> Written exercise
Which lines hold the word "サンライズ"? Show each of them.

______

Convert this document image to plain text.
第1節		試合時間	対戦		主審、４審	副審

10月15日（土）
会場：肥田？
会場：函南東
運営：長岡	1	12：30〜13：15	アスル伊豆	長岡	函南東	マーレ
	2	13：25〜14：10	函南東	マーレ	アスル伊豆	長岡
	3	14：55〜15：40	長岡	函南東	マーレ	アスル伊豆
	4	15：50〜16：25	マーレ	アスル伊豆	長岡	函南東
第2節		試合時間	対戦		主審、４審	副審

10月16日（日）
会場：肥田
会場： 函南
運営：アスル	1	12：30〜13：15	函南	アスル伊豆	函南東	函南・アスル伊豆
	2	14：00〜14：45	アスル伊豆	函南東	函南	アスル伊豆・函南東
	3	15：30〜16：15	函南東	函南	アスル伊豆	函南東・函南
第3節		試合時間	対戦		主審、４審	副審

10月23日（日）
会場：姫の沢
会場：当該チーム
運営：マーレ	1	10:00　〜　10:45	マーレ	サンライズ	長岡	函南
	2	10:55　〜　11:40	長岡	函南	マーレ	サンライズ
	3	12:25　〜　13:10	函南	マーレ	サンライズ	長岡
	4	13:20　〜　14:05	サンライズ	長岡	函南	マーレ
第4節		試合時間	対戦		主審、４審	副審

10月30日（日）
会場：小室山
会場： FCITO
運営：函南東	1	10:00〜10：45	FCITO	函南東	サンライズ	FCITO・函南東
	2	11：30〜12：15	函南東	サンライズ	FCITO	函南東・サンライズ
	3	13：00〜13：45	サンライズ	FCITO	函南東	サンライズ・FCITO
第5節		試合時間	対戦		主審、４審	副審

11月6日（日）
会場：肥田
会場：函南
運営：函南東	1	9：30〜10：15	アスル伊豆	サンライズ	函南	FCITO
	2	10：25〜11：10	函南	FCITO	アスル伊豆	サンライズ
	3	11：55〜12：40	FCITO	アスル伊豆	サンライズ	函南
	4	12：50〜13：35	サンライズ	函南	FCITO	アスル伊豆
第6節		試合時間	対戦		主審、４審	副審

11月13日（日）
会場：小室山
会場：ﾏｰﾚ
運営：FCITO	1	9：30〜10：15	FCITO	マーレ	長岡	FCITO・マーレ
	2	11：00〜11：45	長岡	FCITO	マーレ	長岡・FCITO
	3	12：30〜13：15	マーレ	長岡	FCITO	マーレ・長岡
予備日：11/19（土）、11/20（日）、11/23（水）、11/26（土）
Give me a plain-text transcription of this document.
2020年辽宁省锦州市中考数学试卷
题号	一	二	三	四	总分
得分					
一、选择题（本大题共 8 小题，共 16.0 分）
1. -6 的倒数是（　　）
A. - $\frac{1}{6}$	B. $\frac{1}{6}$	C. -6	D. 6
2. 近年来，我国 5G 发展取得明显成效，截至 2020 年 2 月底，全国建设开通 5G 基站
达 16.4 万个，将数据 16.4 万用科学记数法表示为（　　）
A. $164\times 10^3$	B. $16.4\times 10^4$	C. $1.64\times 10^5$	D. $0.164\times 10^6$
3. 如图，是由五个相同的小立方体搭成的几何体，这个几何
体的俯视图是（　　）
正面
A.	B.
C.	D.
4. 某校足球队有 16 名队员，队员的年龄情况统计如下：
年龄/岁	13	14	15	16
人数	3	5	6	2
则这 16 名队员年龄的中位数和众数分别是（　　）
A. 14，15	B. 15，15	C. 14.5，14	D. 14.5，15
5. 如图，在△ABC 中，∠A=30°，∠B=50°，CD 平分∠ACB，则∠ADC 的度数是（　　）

______

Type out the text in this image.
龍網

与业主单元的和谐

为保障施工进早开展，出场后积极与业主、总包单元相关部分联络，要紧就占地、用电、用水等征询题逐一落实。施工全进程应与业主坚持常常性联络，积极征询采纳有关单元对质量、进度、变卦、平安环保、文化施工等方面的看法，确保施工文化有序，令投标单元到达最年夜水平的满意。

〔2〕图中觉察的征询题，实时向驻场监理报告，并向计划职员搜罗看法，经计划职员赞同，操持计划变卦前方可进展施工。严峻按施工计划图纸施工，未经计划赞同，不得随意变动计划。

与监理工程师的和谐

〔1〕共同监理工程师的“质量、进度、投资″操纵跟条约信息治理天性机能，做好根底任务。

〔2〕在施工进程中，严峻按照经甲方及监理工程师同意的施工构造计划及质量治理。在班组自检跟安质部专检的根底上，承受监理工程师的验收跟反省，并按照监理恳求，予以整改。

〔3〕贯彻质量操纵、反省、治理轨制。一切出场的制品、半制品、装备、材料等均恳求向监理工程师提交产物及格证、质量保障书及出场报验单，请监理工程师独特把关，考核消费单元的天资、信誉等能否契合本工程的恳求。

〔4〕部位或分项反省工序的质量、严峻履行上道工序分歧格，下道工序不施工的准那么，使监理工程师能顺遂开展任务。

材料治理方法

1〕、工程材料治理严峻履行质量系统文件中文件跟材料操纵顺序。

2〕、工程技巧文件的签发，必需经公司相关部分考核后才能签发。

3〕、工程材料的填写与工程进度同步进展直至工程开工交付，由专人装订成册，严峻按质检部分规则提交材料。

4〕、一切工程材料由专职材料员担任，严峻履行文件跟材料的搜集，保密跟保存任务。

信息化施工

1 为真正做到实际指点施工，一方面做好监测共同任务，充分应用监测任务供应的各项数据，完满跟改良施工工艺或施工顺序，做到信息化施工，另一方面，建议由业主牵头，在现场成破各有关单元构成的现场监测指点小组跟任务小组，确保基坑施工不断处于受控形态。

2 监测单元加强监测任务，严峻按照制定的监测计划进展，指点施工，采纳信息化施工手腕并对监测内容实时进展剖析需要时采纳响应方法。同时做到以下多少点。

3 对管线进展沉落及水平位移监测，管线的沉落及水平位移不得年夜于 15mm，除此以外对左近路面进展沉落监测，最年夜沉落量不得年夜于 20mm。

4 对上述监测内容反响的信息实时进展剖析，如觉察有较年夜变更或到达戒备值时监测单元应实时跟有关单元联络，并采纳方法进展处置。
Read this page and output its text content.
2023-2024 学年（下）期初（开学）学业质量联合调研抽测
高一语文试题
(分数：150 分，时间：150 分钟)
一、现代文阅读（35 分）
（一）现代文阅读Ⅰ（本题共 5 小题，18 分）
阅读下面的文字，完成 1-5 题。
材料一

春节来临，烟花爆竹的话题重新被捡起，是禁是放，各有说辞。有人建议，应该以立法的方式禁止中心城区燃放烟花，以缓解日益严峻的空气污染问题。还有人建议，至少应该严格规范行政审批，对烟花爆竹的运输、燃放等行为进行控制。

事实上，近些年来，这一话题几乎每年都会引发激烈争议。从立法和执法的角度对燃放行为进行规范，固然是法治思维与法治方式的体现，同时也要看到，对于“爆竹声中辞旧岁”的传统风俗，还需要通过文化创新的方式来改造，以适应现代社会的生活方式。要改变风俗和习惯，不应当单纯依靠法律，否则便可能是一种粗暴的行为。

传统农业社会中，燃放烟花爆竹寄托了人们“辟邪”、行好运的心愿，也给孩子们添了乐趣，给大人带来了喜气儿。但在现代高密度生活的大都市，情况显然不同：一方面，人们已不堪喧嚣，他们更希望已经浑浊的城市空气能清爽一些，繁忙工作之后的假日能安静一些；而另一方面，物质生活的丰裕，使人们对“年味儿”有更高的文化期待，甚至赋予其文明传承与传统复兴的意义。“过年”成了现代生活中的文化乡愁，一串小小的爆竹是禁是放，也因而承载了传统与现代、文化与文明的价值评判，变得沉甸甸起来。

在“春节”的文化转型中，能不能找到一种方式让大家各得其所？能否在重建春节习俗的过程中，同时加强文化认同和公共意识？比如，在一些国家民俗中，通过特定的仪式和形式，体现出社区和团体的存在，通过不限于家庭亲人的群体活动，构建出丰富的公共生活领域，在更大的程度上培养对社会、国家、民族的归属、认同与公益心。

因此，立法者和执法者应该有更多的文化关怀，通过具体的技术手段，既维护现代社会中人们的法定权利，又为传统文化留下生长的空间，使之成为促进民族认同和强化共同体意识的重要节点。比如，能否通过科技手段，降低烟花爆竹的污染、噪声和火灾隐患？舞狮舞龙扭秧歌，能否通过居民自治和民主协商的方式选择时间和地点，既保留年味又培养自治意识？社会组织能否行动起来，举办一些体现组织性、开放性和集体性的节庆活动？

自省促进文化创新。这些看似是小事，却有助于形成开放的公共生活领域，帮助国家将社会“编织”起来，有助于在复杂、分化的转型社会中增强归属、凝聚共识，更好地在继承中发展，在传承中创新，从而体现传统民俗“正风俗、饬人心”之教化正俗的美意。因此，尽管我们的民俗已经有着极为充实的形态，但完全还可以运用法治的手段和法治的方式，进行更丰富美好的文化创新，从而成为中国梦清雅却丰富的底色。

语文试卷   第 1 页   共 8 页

______

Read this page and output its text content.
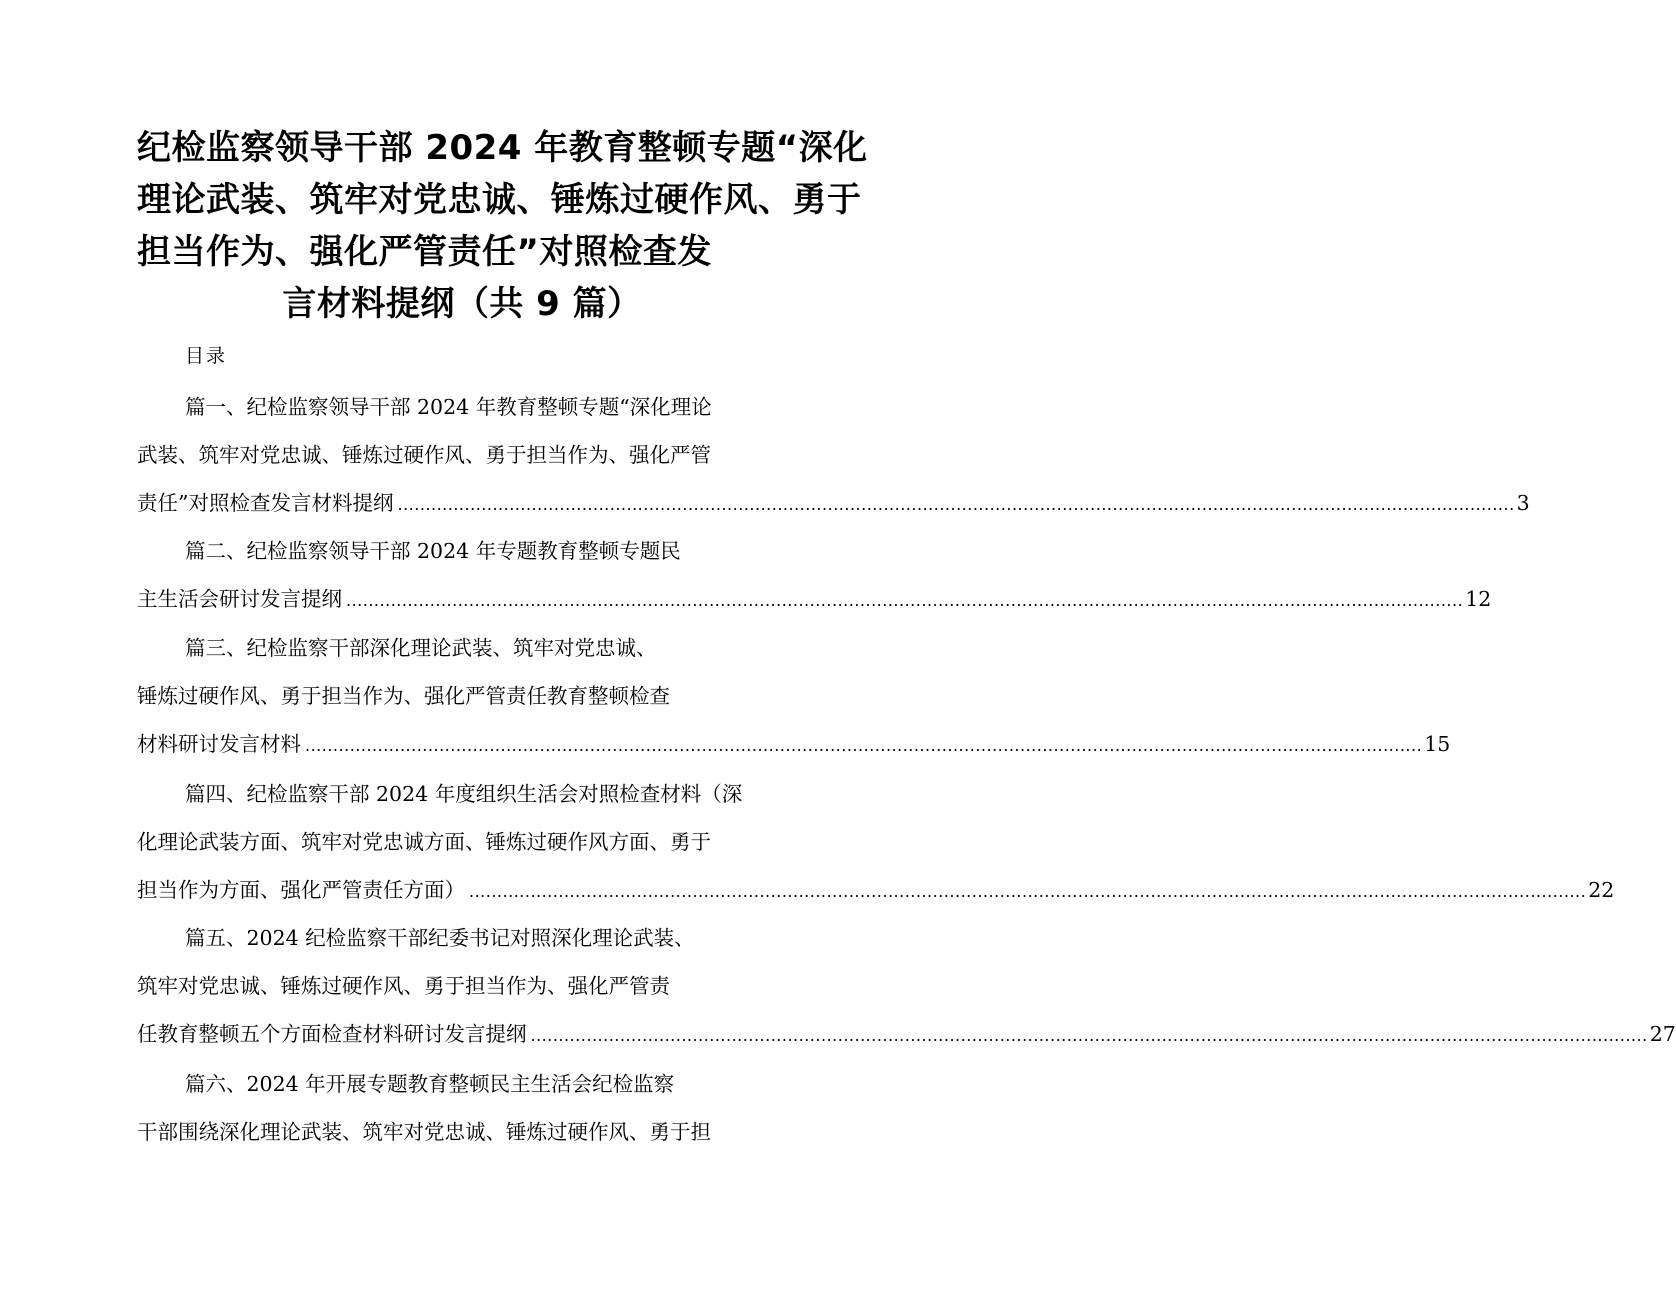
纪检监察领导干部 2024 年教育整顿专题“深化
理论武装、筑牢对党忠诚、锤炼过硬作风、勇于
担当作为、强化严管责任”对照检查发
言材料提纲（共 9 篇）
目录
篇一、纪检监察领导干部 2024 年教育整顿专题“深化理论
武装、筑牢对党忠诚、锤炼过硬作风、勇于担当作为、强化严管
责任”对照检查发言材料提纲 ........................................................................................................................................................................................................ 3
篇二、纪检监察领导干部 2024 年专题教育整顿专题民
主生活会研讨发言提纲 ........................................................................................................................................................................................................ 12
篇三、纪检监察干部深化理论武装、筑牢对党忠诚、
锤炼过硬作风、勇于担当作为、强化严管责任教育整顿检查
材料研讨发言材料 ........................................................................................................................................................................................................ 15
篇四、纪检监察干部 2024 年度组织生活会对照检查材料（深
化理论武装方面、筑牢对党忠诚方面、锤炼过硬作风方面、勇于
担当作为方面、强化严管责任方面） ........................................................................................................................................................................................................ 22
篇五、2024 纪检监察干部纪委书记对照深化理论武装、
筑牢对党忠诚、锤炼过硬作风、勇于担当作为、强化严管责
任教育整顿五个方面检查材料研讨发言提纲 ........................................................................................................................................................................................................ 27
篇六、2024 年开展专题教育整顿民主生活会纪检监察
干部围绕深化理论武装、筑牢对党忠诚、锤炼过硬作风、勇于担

______

> Task solution
運営：マーレ	1	10:00　〜　10:45	マーレ	サンライズ	長岡	函南
	2	10:55　〜　11:40	長岡	函南	マーレ	サンライズ
	3	12:25　〜　13:10	函南	マーレ	サンライズ	長岡
	4	13:20　〜　14:05	サンライズ	長岡	函南	マーレ
運営：函南東	1	10:00〜10：45	FCITO	函南東	サンライズ	FCITO・函南東
	2	11：30〜12：15	函南東	サンライズ	FCITO	函南東・サンライズ
	3	13：00〜13：45	サンライズ	FCITO	函南東	サンライズ・FCITO
運営：函南東	1	9：30〜10：15	アスル伊豆	サンライズ	函南	FCITO
	2	10：25〜11：10	函南	FCITO	アスル伊豆	サンライズ
	3	11：55〜12：40	FCITO	アスル伊豆	サンライズ	函南
	4	12：50〜13：35	サンライズ	函南	FCITO	アスル伊豆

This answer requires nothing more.